#### SELECTED EXTRACT:
▼

93                               First, Gonthier J. suggests, at para. 17, that interpretation of s. 43(5) is a jurisdictional question: “It is a question of whether s. 43(5), properly construed, gives the CRTC jurisdiction to hear the parties’ dispute.”  Such an observation hints at the defunct notion of the jurisdictional question as such.  Yet, according to this Court’s recent jurisprudence, the fact that a provision seems to limit a tribunal’s powers does not lead to a less deferential standard of review.  Rather, “the functional and pragmatic approach for determining the legislator’s intent should be applied equally to questions which, at first blush, appear to limit a tribunal’s jurisdiction” (Canadian Union of Public Employees v. Montreal, supra, at para. 19, per L’Heureux-Dubé J.).  See also Pushpanathan, supra, at para. 28: “But it should be understood that a question which ‘goes to jurisdiction’ is simply descriptive of a provision for which the proper standard of review is correctness, based upon the outcome of the pragmatic and functional analysis.” See also Pasiechnyk v. Saskatchewan (Workers’ Compensation Board), [1997] 2 S.C.R. 890, at paras. 18-19, per Sopinka J., which also makes clear that a “jurisdictional question” is one that the legislator did not intend to leave to the board, not one that on its face defines the board’s powers.

▲

#### REQUIREMENT 1:
Copy every line of the entries that contains the string "icon", counting only matches in the same case.
The passage above and the entries that follow are separate material with no connection to each other.

[Element location data]
▼

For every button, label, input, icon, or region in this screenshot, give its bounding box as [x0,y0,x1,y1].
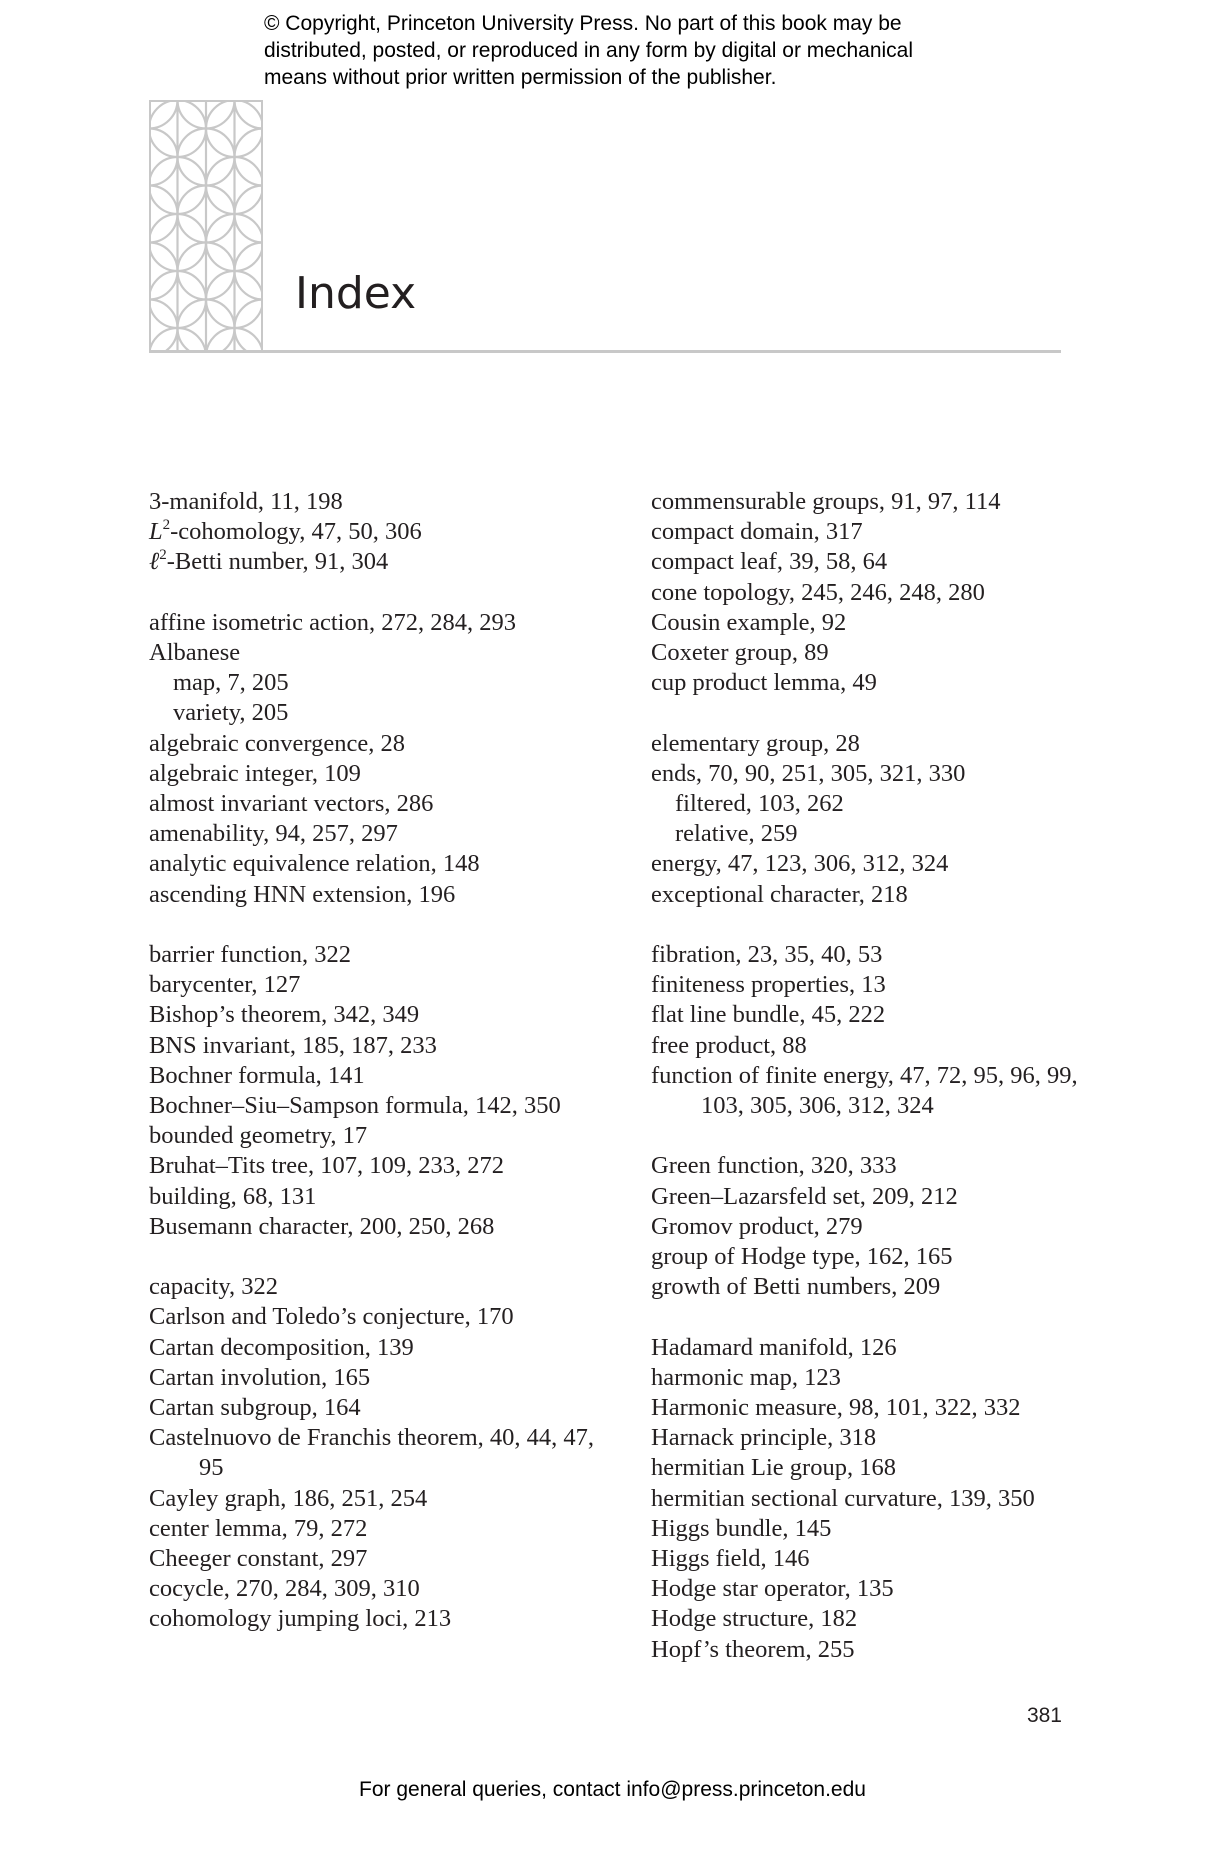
index-entry [651,729,1121,759]
index-entry [651,1423,1121,1453]
index-entry-text: flat line bundle, 45, 222 [651,1001,886,1029]
index-entry [149,608,619,638]
index-entry-text: Hopf’s theorem, 255 [651,1635,855,1663]
index-entry-text: Carlson and Toledo’s conjecture, 170 [149,1303,514,1331]
index-entry [651,880,1121,910]
index-entry [651,1242,1121,1272]
index-entry-text: function of finite energy, 47, 72, 95, 96, 99, 103, 305, 306, 312, 324 [651,1061,1078,1120]
index-entry-text: almost invariant vectors, 286 [149,790,434,818]
index-entry-text: Higgs field, 146 [651,1545,810,1573]
index-entry [149,1031,619,1061]
index-entry [149,789,619,819]
index-entry [149,1151,619,1181]
index-entry-text: amenability, 94, 257, 297 [149,820,398,848]
index-entry [149,1544,619,1574]
index-entry [651,1453,1121,1483]
index-entry [651,819,1121,849]
index-entry-text: Harnack principle, 318 [651,1424,877,1452]
copyright-line-3: means without prior written permission of the publisher. [264,66,777,89]
index-entry-text: Busemann character, 200, 250, 268 [149,1212,495,1240]
index-entry-text: Cousin example, 92 [651,608,847,636]
index-entry [149,1212,619,1242]
index-entry-text: Harmonic measure, 98, 101, 322, 332 [651,1394,1021,1422]
index-entry [651,1000,1121,1030]
index-entry-text: Higgs bundle, 145 [651,1514,832,1542]
index-entry [149,1333,619,1363]
index-entry [651,1393,1121,1423]
index-entry [149,1061,619,1091]
index-entry-text: -Betti number, 91, 304 [166,548,389,576]
index-entry [651,1635,1121,1665]
index-entry [651,1604,1121,1634]
index-entry-text: map, 7, 205 [173,669,289,697]
index-entry [651,789,1121,819]
index-column-left [149,487,619,1635]
title-rule [149,350,1061,353]
index-entry [149,1574,619,1604]
index-entry-text: Castelnuovo de Franchis theorem, 40, 44, 47, 95 [149,1424,595,1482]
index-entry [651,608,1121,638]
index-entry [651,940,1121,970]
index-entry [651,970,1121,1000]
index-entry-text: energy, 47, 123, 306, 312, 324 [651,850,949,878]
index-entry [651,1333,1121,1363]
index-entry-text: exceptional character, 218 [651,880,908,908]
index-entry-text: commensurable groups, 91, 97, 114 [651,488,1001,515]
index-entry-text: filtered, 103, 262 [675,790,844,818]
index-entry [651,578,1121,608]
index-entry-text: Hadamard manifold, 126 [651,1333,897,1361]
index-entry-text: harmonic map, 123 [651,1363,841,1391]
index-entry [651,547,1121,577]
index-entry-text: ascending HNN extension, 196 [149,880,456,908]
index-entry [149,1484,619,1514]
index-entry [149,880,619,910]
index-entry [149,729,619,759]
index-entry-text: Cayley graph, 186, 251, 254 [149,1484,428,1512]
page-title: Index [295,268,417,319]
index-entry [651,517,1121,547]
index-entry-symbol: ℓ [149,548,160,576]
index-entry [149,1302,619,1332]
index-entry-symbol: L [149,518,163,546]
index-entry-text: Cartan decomposition, 139 [149,1333,414,1361]
index-entry-text: variety, 205 [173,699,289,727]
index-entry [149,487,619,517]
index-entry [651,759,1121,789]
index-entry-text: cocycle, 270, 284, 309, 310 [149,1575,420,1603]
copyright-line-1: © Copyright, Princeton University Press. No part of this book may be [264,12,902,35]
index-entry [651,487,1121,517]
index-entry [149,547,619,577]
index-entry [149,1091,619,1121]
index-entry-text: building, 68, 131 [149,1182,317,1210]
index-entry-text: Green–Lazarsfeld set, 209, 212 [651,1182,958,1210]
index-entry-text: Coxeter group, 89 [651,639,829,667]
index-entry-text: Albanese [149,639,241,666]
index-entry-text: algebraic integer, 109 [149,759,361,787]
index-entry-text: Bishop’s theorem, 342, 349 [149,1001,420,1029]
index-entry-text: affine isometric action, 272, 284, 293 [149,608,516,636]
index-entry-text: BNS invariant, 185, 187, 233 [149,1031,437,1059]
index-entry-text: growth of Betti numbers, 209 [651,1273,941,1301]
index-entry [149,1182,619,1212]
index-entry [651,1514,1121,1544]
decorative-pattern-icon [149,100,263,352]
index-entry-text: cup product lemma, 49 [651,669,877,697]
index-entry-text: relative, 259 [675,820,798,848]
index-entry [651,1544,1121,1574]
index-entry-text: compact domain, 317 [651,518,863,546]
index-entry [651,1212,1121,1242]
index-entry-text: compact leaf, 39, 58, 64 [651,548,888,576]
footer-contact: For general queries, contact info@press.princeton.edu [359,1778,866,1801]
index-entry [149,1514,619,1544]
index-entry [651,638,1121,668]
index-entry [149,970,619,1000]
index-entry-superscript: 2 [162,517,171,534]
index-entry-text: algebraic convergence, 28 [149,729,405,757]
index-entry-text: finiteness properties, 13 [651,971,886,999]
index-entry-text: hermitian Lie group, 168 [651,1454,896,1482]
index-entry-text: barycenter, 127 [149,971,301,999]
index-entry [149,940,619,970]
index-entry [149,1604,619,1634]
index-entry-text: Cheeger constant, 297 [149,1545,368,1573]
copyright-line-2: distributed, posted, or reproduced in any form by digital or mechanical [264,39,914,62]
index-entry [651,849,1121,879]
index-entry [149,849,619,879]
index-entry-text: capacity, 322 [149,1273,279,1301]
index-entry-text: -cohomology, 47, 50, 306 [170,518,422,546]
index-entry [149,1121,619,1151]
index-entry-text: cohomology jumping loci, 213 [149,1605,452,1633]
index-entry [149,1363,619,1393]
index-entry [651,1574,1121,1604]
index-entry-text: Hodge structure, 182 [651,1605,858,1633]
index-entry [651,668,1121,698]
index-entry [149,668,619,698]
index-entry-text: Cartan subgroup, 164 [149,1394,361,1422]
index-column-right [651,487,1121,1665]
index-entry [651,1182,1121,1212]
index-entry-text: elementary group, 28 [651,729,860,757]
index-entry-text: fibration, 23, 35, 40, 53 [651,941,883,969]
index-entry [149,759,619,789]
index-entry [149,1423,619,1483]
index-entry-text: Bochner–Siu–Sampson formula, 142, 350 [149,1092,561,1120]
page-number: 381 [1026,1704,1062,1727]
index-entry-text: free product, 88 [651,1031,807,1059]
index-entry-text: Bruhat–Tits tree, 107, 109, 233, 272 [149,1152,505,1180]
index-entry-text: center lemma, 79, 272 [149,1514,368,1542]
index-entry-text: Bochner formula, 141 [149,1061,365,1089]
index-entry [149,1272,619,1302]
index-entry-text: Green function, 320, 333 [651,1152,897,1180]
index-entry-text: Hodge star operator, 135 [651,1575,894,1603]
index-entry [651,1031,1121,1061]
index-entry [651,1484,1121,1514]
index-entry [651,1061,1121,1121]
index-entry-text: Cartan involution, 165 [149,1363,371,1391]
index-entry-superscript: 2 [159,547,167,564]
index-entry-text: cone topology, 245, 246, 248, 280 [651,578,985,606]
index-entry [149,1000,619,1030]
index-entry-text: hermitian sectional curvature, 139, 350 [651,1484,1035,1512]
index-entry-text: group of Hodge type, 162, 165 [651,1243,953,1271]
copyright-notice [264,10,1024,91]
index-entry [651,1272,1121,1302]
index-entry-text: bounded geometry, 17 [149,1122,368,1150]
index-entry-text: Gromov product, 279 [651,1212,863,1240]
index-entry-text: ends, 70, 90, 251, 305, 321, 330 [651,759,966,787]
index-entry [651,1363,1121,1393]
index-entry [149,819,619,849]
index-entry [651,1151,1121,1181]
index-entry [149,517,619,547]
index-entry [149,698,619,728]
index-entry [149,1393,619,1423]
index-entry-text: barrier function, 322 [149,941,352,969]
index-entry-text: 3-manifold, 11, 198 [149,488,343,515]
index-entry-text: analytic equivalence relation, 148 [149,850,480,878]
index-entry [149,638,619,668]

▲

#### REQUIREMENT 2:
Name every court case the passage on jurisdictional questions cites.

#### EXERCISE RESULT 1:
For every button, label, input, icon, or region in this screenshot, give its bounding box as [x0,y0,x1,y1].
decorative-pattern-icon [149,100,263,352]

#### EXERCISE RESULT 2:
Canadian Union of Public Employees v. Montreal
Pushpanathan
Pasiechnyk v. Saskatchewan (Workers' Compensation Board)